What is being asked:
Check each line of the data for "Valor" and select those that have it.

Collected data entries
====================
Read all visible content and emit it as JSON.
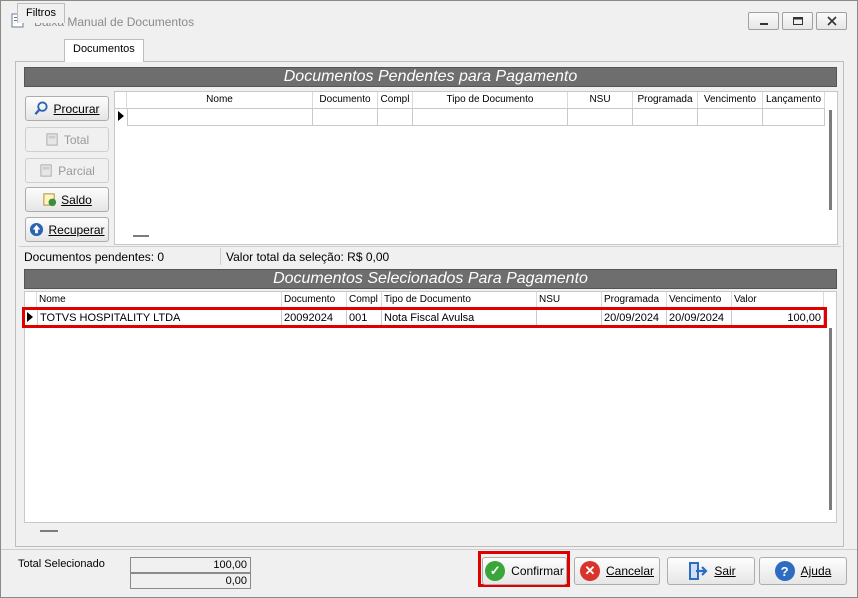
{
  "window": {
    "title": "Baixa Manual de Documentos"
  },
  "tabs": [
    {
      "label": "Filtros"
    },
    {
      "label": "Documentos"
    }
  ],
  "pending": {
    "section_title": "Documentos Pendentes para Pagamento",
    "buttons": {
      "procurar": "Procurar",
      "total": "Total",
      "parcial": "Parcial",
      "saldo": "Saldo",
      "recuperar": "Recuperar"
    },
    "columns": [
      "Nome",
      "Documento",
      "Compl",
      "Tipo de Documento",
      "NSU",
      "Programada",
      "Vencimento",
      "Lançamento"
    ],
    "status": {
      "count_text": "Documentos pendentes: 0",
      "value_text": "Valor total da seleção: R$ 0,00"
    }
  },
  "selected": {
    "section_title": "Documentos Selecionados Para Pagamento",
    "columns": [
      "Nome",
      "Documento",
      "Compl",
      "Tipo de Documento",
      "NSU",
      "Programada",
      "Vencimento",
      "Valor"
    ],
    "rows": [
      [
        "TOTVS HOSPITALITY LTDA",
        "20092024",
        "001",
        "Nota Fiscal Avulsa",
        "",
        "20/09/2024",
        "20/09/2024",
        "100,00"
      ]
    ]
  },
  "totals": {
    "label": "Total Selecionado",
    "value1": "100,00",
    "value2": "0,00"
  },
  "actions": {
    "confirmar": "Confirmar",
    "cancelar": "Cancelar",
    "sair": "Sair",
    "ajuda": "Ajuda"
  },
  "colors": {
    "section_bar": "#6e6e6e",
    "highlight": "#e00000",
    "confirm_green": "#3aa63a",
    "cancel_red": "#d9342b",
    "help_blue": "#2d6cc0"
  }
}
====================
Complete output:
      "value_text": "Valor total da seleção: R$ 0,00"
      "Valor"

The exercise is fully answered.